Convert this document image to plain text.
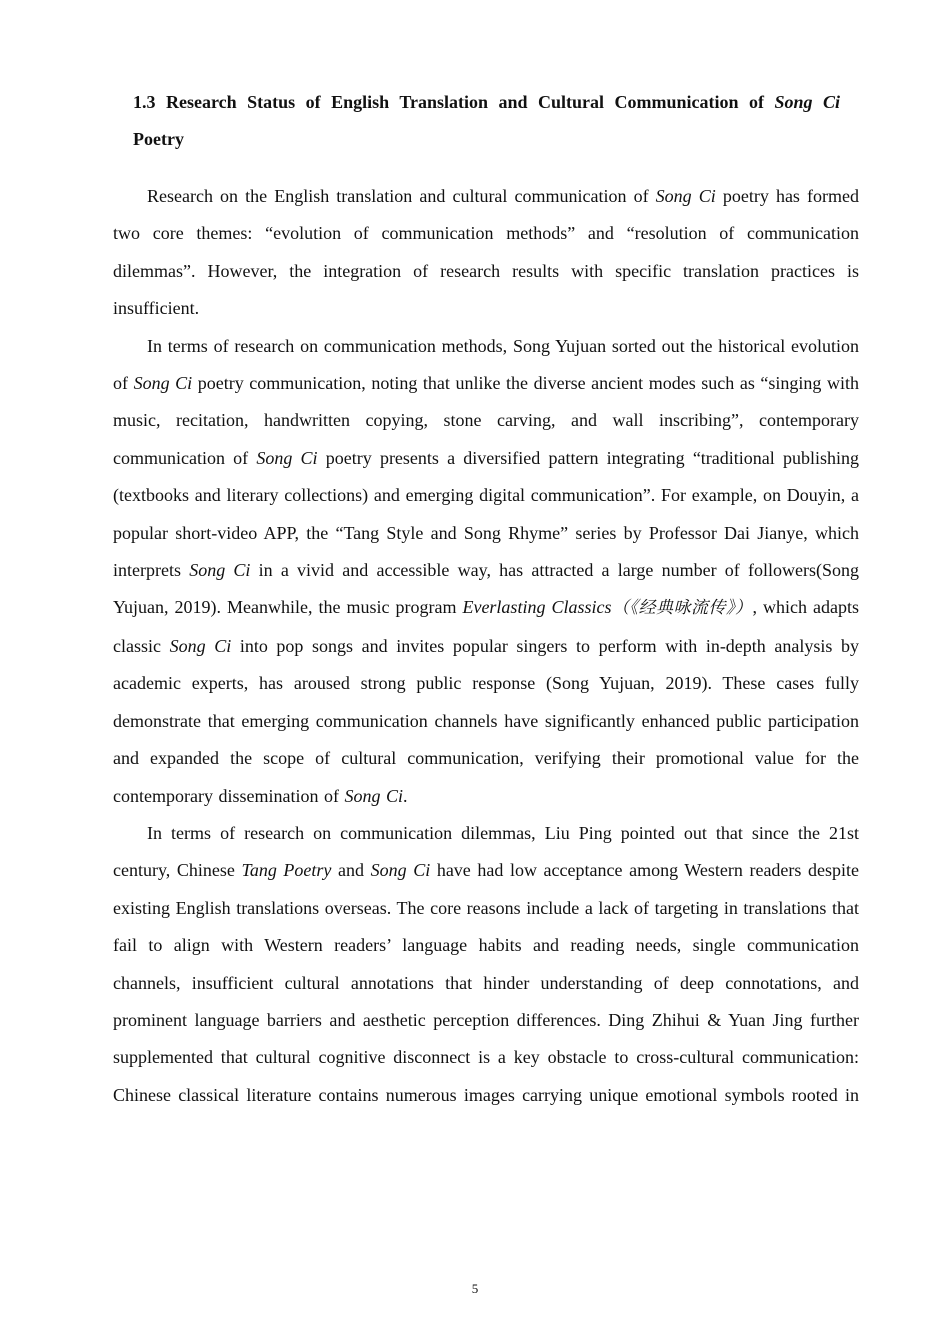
1.3 Research Status of English Translation and Cultural Communication of Song Ci Poetry

Research on the English translation and cultural communication of Song Ci poetry has formed two core themes: “evolution of communication methods” and “resolution of communication dilemmas”. However, the integration of research results with specific translation practices is insufficient.

In terms of research on communication methods, Song Yujuan sorted out the historical evolution of Song Ci poetry communication, noting that unlike the diverse ancient modes such as “singing with music, recitation, handwritten copying, stone carving, and wall inscribing”, contemporary communication of Song Ci poetry presents a diversified pattern integrating “traditional publishing (textbooks and literary collections) and emerging digital communication”. For example, on Douyin, a popular short-video APP, the “Tang Style and Song Rhyme” series by Professor Dai Jianye, which interprets Song Ci in a vivid and accessible way, has attracted a large number of followers(Song Yujuan, 2019). Meanwhile, the music program Everlasting Classics（《经典咏流传》）, which adapts classic Song Ci into pop songs and invites popular singers to perform with in-depth analysis by academic experts, has aroused strong public response (Song Yujuan, 2019). These cases fully demonstrate that emerging communication channels have significantly enhanced public participation and expanded the scope of cultural communication, verifying their promotional value for the contemporary dissemination of Song Ci.

In terms of research on communication dilemmas, Liu Ping pointed out that since the 21st century, Chinese Tang Poetry and Song Ci have had low acceptance among Western readers despite existing English translations overseas. The core reasons include a lack of targeting in translations that fail to align with Western readers’ language habits and reading needs, single communication channels, insufficient cultural annotations that hinder understanding of deep connotations, and prominent language barriers and aesthetic perception differences. Ding Zhihui & Yuan Jing further supplemented that cultural cognitive disconnect is a key obstacle to cross-cultural communication: Chinese classical literature contains numerous images carrying unique emotional symbols rooted in

5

Task objective:
Except for the pictures, copy every line of the records above exactly.

Correct response:
Convert this document image to plain text.
1.3 Research Status of English Translation and Cultural Communication of Song Ci Poetry

Research on the English translation and cultural communication of Song Ci poetry has formed two core themes: “evolution of communication methods” and “resolution of communication dilemmas”. However, the integration of research results with specific translation practices is insufficient.

In terms of research on communication methods, Song Yujuan sorted out the historical evolution of Song Ci poetry communication, noting that unlike the diverse ancient modes such as “singing with music, recitation, handwritten copying, stone carving, and wall inscribing”, contemporary communication of Song Ci poetry presents a diversified pattern integrating “traditional publishing (textbooks and literary collections) and emerging digital communication”. For example, on Douyin, a popular short-video APP, the “Tang Style and Song Rhyme” series by Professor Dai Jianye, which interprets Song Ci in a vivid and accessible way, has attracted a large number of followers(Song Yujuan, 2019). Meanwhile, the music program Everlasting Classics（《经典咏流传》）, which adapts classic Song Ci into pop songs and invites popular singers to perform with in-depth analysis by academic experts, has aroused strong public response (Song Yujuan, 2019). These cases fully demonstrate that emerging communication channels have significantly enhanced public participation and expanded the scope of cultural communication, verifying their promotional value for the contemporary dissemination of Song Ci.

In terms of research on communication dilemmas, Liu Ping pointed out that since the 21st century, Chinese Tang Poetry and Song Ci have had low acceptance among Western readers despite existing English translations overseas. The core reasons include a lack of targeting in translations that fail to align with Western readers’ language habits and reading needs, single communication channels, insufficient cultural annotations that hinder understanding of deep connotations, and prominent language barriers and aesthetic perception differences. Ding Zhihui & Yuan Jing further supplemented that cultural cognitive disconnect is a key obstacle to cross-cultural communication: Chinese classical literature contains numerous images carrying unique emotional symbols rooted in

5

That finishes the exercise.